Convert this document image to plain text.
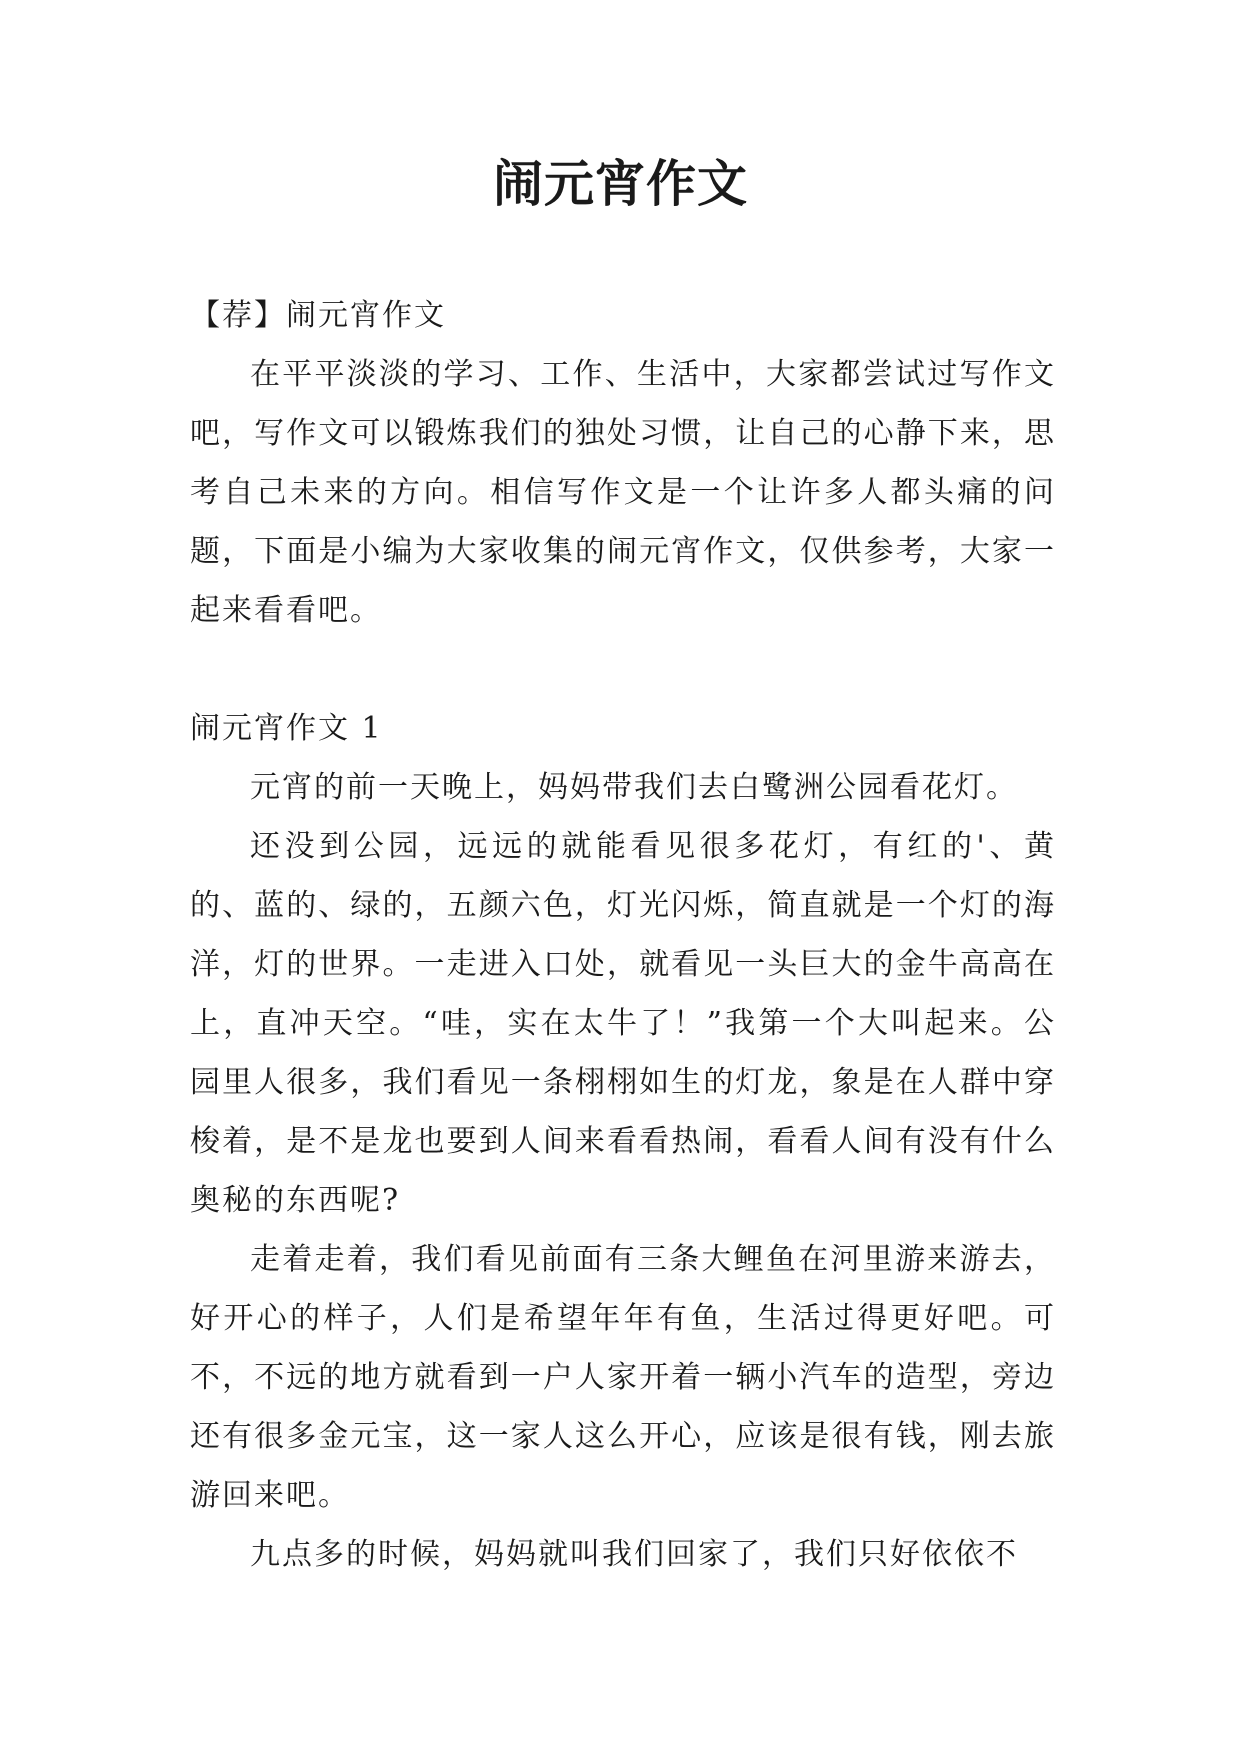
闹元宵作文

【荐】闹元宵作文

在平平淡淡的学习、工作、生活中，大家都尝试过写作文吧，写作文可以锻炼我们的独处习惯，让自己的心静下来，思考自己未来的方向。相信写作文是一个让许多人都头痛的问题，下面是小编为大家收集的闹元宵作文，仅供参考，大家一起来看看吧。

闹元宵作文 1

元宵的前一天晚上，妈妈带我们去白鹭洲公园看花灯。

还没到公园，远远的就能看见很多花灯，有红的'、黄的、蓝的、绿的，五颜六色，灯光闪烁，简直就是一个灯的海洋，灯的世界。一走进入口处，就看见一头巨大的金牛高高在上，直冲天空。“哇，实在太牛了！”我第一个大叫起来。公园里人很多，我们看见一条栩栩如生的灯龙，象是在人群中穿梭着，是不是龙也要到人间来看看热闹，看看人间有没有什么奥秘的东西呢?

走着走着，我们看见前面有三条大鲤鱼在河里游来游去，好开心的样子，人们是希望年年有鱼，生活过得更好吧。可不，不远的地方就看到一户人家开着一辆小汽车的造型，旁边还有很多金元宝，这一家人这么开心，应该是很有钱，刚去旅游回来吧。

九点多的时候，妈妈就叫我们回家了，我们只好依依不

#### Exercise
Restate the whole of the material word for word without the pictures.

#### Task output
Convert this document image to plain text.
闹元宵作文

【荐】闹元宵作文

在平平淡淡的学习、工作、生活中，大家都尝试过写作文吧，写作文可以锻炼我们的独处习惯，让自己的心静下来，思考自己未来的方向。相信写作文是一个让许多人都头痛的问题，下面是小编为大家收集的闹元宵作文，仅供参考，大家一起来看看吧。

闹元宵作文 1

元宵的前一天晚上，妈妈带我们去白鹭洲公园看花灯。

还没到公园，远远的就能看见很多花灯，有红的'、黄的、蓝的、绿的，五颜六色，灯光闪烁，简直就是一个灯的海洋，灯的世界。一走进入口处，就看见一头巨大的金牛高高在上，直冲天空。“哇，实在太牛了！”我第一个大叫起来。公园里人很多，我们看见一条栩栩如生的灯龙，象是在人群中穿梭着，是不是龙也要到人间来看看热闹，看看人间有没有什么奥秘的东西呢?

走着走着，我们看见前面有三条大鲤鱼在河里游来游去，好开心的样子，人们是希望年年有鱼，生活过得更好吧。可不，不远的地方就看到一户人家开着一辆小汽车的造型，旁边还有很多金元宝，这一家人这么开心，应该是很有钱，刚去旅游回来吧。

九点多的时候，妈妈就叫我们回家了，我们只好依依不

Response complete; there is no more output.